▽

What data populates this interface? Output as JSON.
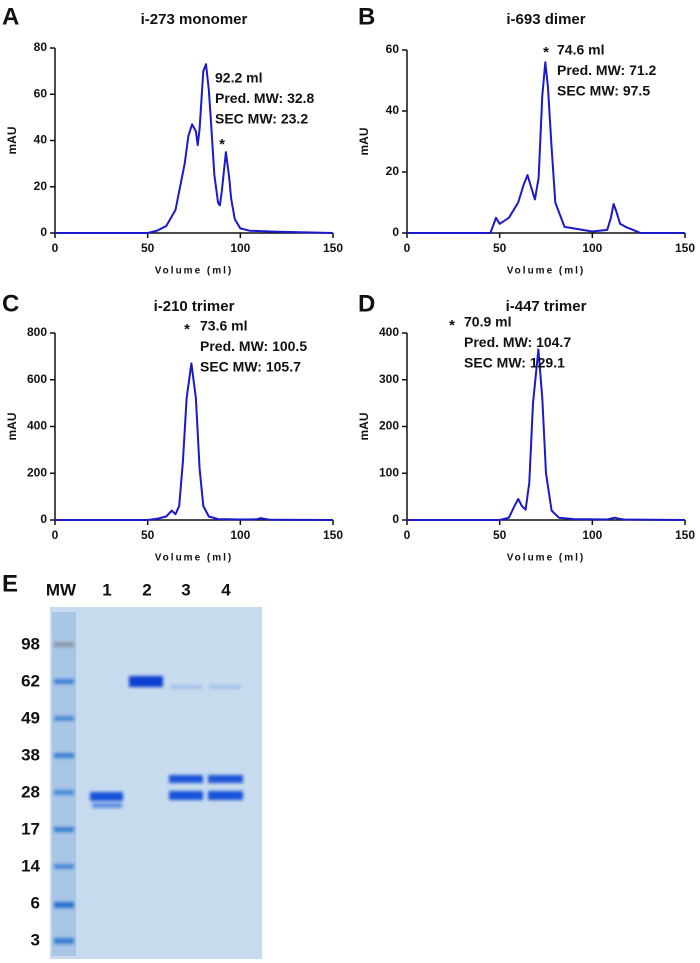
{
  "chart_data": [
    {
      "type": "line",
      "panel": "A",
      "title": "i-273 monomer",
      "xlabel": "Volume (ml)",
      "ylabel": "mAU",
      "xlim": [
        0,
        150
      ],
      "xticks": [
        0,
        50,
        100,
        150
      ],
      "ylim": [
        0,
        80
      ],
      "yticks": [
        0,
        20,
        40,
        60,
        80
      ],
      "color": "#1a1acc",
      "x": [
        0,
        50,
        55,
        60,
        65,
        70,
        72,
        74,
        76,
        77,
        78,
        80,
        81.5,
        83,
        84,
        86,
        88,
        89,
        90,
        92.2,
        94,
        95,
        97,
        100,
        105,
        120,
        150
      ],
      "values": [
        0,
        0,
        1,
        3,
        10,
        30,
        42,
        47,
        44,
        38,
        45,
        70,
        73,
        62,
        50,
        25,
        13,
        12,
        18,
        35,
        24,
        15,
        6,
        2,
        1,
        0.5,
        0
      ],
      "annotations": [
        "92.2 ml",
        "Pred. MW: 32.8",
        "SEC MW: 23.2"
      ],
      "marker": "*"
    },
    {
      "type": "line",
      "panel": "B",
      "title": "i-693 dimer",
      "xlabel": "Volume (ml)",
      "ylabel": "mAU",
      "xlim": [
        0,
        150
      ],
      "xticks": [
        0,
        50,
        100,
        150
      ],
      "ylim": [
        0,
        60
      ],
      "yticks": [
        0,
        20,
        40,
        60
      ],
      "color": "#1a1acc",
      "x": [
        0,
        45,
        48,
        50,
        55,
        60,
        63,
        65,
        67,
        69,
        71,
        73,
        74.6,
        76,
        78,
        80,
        85,
        100,
        108,
        110,
        111.5,
        113,
        115,
        118,
        122,
        126,
        150
      ],
      "values": [
        0,
        0,
        5,
        3,
        5,
        10,
        16,
        19,
        15,
        11,
        18,
        45,
        56,
        48,
        28,
        10,
        2,
        0.5,
        1,
        5,
        9.5,
        7,
        3,
        2,
        1,
        0,
        0
      ],
      "annotations": [
        "74.6 ml",
        "Pred. MW: 71.2",
        "SEC MW: 97.5"
      ],
      "marker": "*"
    },
    {
      "type": "line",
      "panel": "C",
      "title": "i-210 trimer",
      "xlabel": "Volume (ml)",
      "ylabel": "mAU",
      "xlim": [
        0,
        150
      ],
      "xticks": [
        0,
        50,
        100,
        150
      ],
      "ylim": [
        0,
        800
      ],
      "yticks": [
        0,
        200,
        400,
        600,
        800
      ],
      "color": "#1a1acc",
      "x": [
        0,
        50,
        55,
        60,
        63,
        65,
        67,
        69,
        71,
        73.6,
        76,
        78,
        80,
        83,
        88,
        100,
        109,
        111,
        113,
        116,
        150
      ],
      "values": [
        0,
        0,
        5,
        15,
        40,
        25,
        60,
        250,
        520,
        670,
        520,
        220,
        60,
        15,
        4,
        2,
        3,
        8,
        5,
        1,
        0
      ],
      "annotations": [
        "73.6 ml",
        "Pred. MW: 100.5",
        "SEC MW: 105.7"
      ],
      "marker": "*"
    },
    {
      "type": "line",
      "panel": "D",
      "title": "i-447 trimer",
      "xlabel": "Volume (ml)",
      "ylabel": "mAU",
      "xlim": [
        0,
        150
      ],
      "xticks": [
        0,
        50,
        100,
        150
      ],
      "ylim": [
        0,
        400
      ],
      "yticks": [
        0,
        100,
        200,
        300,
        400
      ],
      "color": "#1a1acc",
      "x": [
        0,
        50,
        55,
        58,
        60,
        62,
        64,
        66,
        68,
        70.9,
        73,
        75,
        78,
        82,
        90,
        108,
        110,
        112,
        114,
        117,
        150
      ],
      "values": [
        0,
        0,
        5,
        30,
        45,
        30,
        22,
        80,
        250,
        365,
        260,
        100,
        20,
        5,
        2,
        1,
        3,
        5,
        3,
        1,
        0
      ],
      "annotations": [
        "70.9 ml",
        "Pred. MW: 104.7",
        "SEC MW: 129.1"
      ],
      "marker": "*"
    }
  ],
  "gel": {
    "panel": "E",
    "lane_labels": [
      "MW",
      "1",
      "2",
      "3",
      "4"
    ],
    "mw_markers": [
      98,
      62,
      49,
      38,
      28,
      17,
      14,
      6,
      3
    ]
  }
}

△

_Instructions for the task_. Pictures are to be left out; all else in the entries above is to be quoted exactly.

_Solved problem_.
What data populates this interface? Output as JSON.
{
  "chart_data": [
    {
      "type": "line",
      "panel": "A",
      "title": "i-273 monomer",
      "xlabel": "Volume (ml)",
      "ylabel": "mAU",
      "xlim": [
        0,
        150
      ],
      "xticks": [
        0,
        50,
        100,
        150
      ],
      "ylim": [
        0,
        80
      ],
      "yticks": [
        0,
        20,
        40,
        60,
        80
      ],
      "color": "#1a1acc",
      "x": [
        0,
        50,
        55,
        60,
        65,
        70,
        72,
        74,
        76,
        77,
        78,
        80,
        81.5,
        83,
        84,
        86,
        88,
        89,
        90,
        92.2,
        94,
        95,
        97,
        100,
        105,
        120,
        150
      ],
      "values": [
        0,
        0,
        1,
        3,
        10,
        30,
        42,
        47,
        44,
        38,
        45,
        70,
        73,
        62,
        50,
        25,
        13,
        12,
        18,
        35,
        24,
        15,
        6,
        2,
        1,
        0.5,
        0
      ],
      "annotations": [
        "92.2 ml",
        "Pred. MW: 32.8",
        "SEC MW: 23.2"
      ],
      "marker": "*"
    },
    {
      "type": "line",
      "panel": "B",
      "title": "i-693 dimer",
      "xlabel": "Volume (ml)",
      "ylabel": "mAU",
      "xlim": [
        0,
        150
      ],
      "xticks": [
        0,
        50,
        100,
        150
      ],
      "ylim": [
        0,
        60
      ],
      "yticks": [
        0,
        20,
        40,
        60
      ],
      "color": "#1a1acc",
      "x": [
        0,
        45,
        48,
        50,
        55,
        60,
        63,
        65,
        67,
        69,
        71,
        73,
        74.6,
        76,
        78,
        80,
        85,
        100,
        108,
        110,
        111.5,
        113,
        115,
        118,
        122,
        126,
        150
      ],
      "values": [
        0,
        0,
        5,
        3,
        5,
        10,
        16,
        19,
        15,
        11,
        18,
        45,
        56,
        48,
        28,
        10,
        2,
        0.5,
        1,
        5,
        9.5,
        7,
        3,
        2,
        1,
        0,
        0
      ],
      "annotations": [
        "74.6 ml",
        "Pred. MW: 71.2",
        "SEC MW: 97.5"
      ],
      "marker": "*"
    },
    {
      "type": "line",
      "panel": "C",
      "title": "i-210 trimer",
      "xlabel": "Volume (ml)",
      "ylabel": "mAU",
      "xlim": [
        0,
        150
      ],
      "xticks": [
        0,
        50,
        100,
        150
      ],
      "ylim": [
        0,
        800
      ],
      "yticks": [
        0,
        200,
        400,
        600,
        800
      ],
      "color": "#1a1acc",
      "x": [
        0,
        50,
        55,
        60,
        63,
        65,
        67,
        69,
        71,
        73.6,
        76,
        78,
        80,
        83,
        88,
        100,
        109,
        111,
        113,
        116,
        150
      ],
      "values": [
        0,
        0,
        5,
        15,
        40,
        25,
        60,
        250,
        520,
        670,
        520,
        220,
        60,
        15,
        4,
        2,
        3,
        8,
        5,
        1,
        0
      ],
      "annotations": [
        "73.6 ml",
        "Pred. MW: 100.5",
        "SEC MW: 105.7"
      ],
      "marker": "*"
    },
    {
      "type": "line",
      "panel": "D",
      "title": "i-447 trimer",
      "xlabel": "Volume (ml)",
      "ylabel": "mAU",
      "xlim": [
        0,
        150
      ],
      "xticks": [
        0,
        50,
        100,
        150
      ],
      "ylim": [
        0,
        400
      ],
      "yticks": [
        0,
        100,
        200,
        300,
        400
      ],
      "color": "#1a1acc",
      "x": [
        0,
        50,
        55,
        58,
        60,
        62,
        64,
        66,
        68,
        70.9,
        73,
        75,
        78,
        82,
        90,
        108,
        110,
        112,
        114,
        117,
        150
      ],
      "values": [
        0,
        0,
        5,
        30,
        45,
        30,
        22,
        80,
        250,
        365,
        260,
        100,
        20,
        5,
        2,
        1,
        3,
        5,
        3,
        1,
        0
      ],
      "annotations": [
        "70.9 ml",
        "Pred. MW: 104.7",
        "SEC MW: 129.1"
      ],
      "marker": "*"
    }
  ],
  "gel": {
    "panel": "E",
    "lane_labels": [
      "MW",
      "1",
      "2",
      "3",
      "4"
    ],
    "mw_markers": [
      98,
      62,
      49,
      38,
      28,
      17,
      14,
      6,
      3
    ]
  }
}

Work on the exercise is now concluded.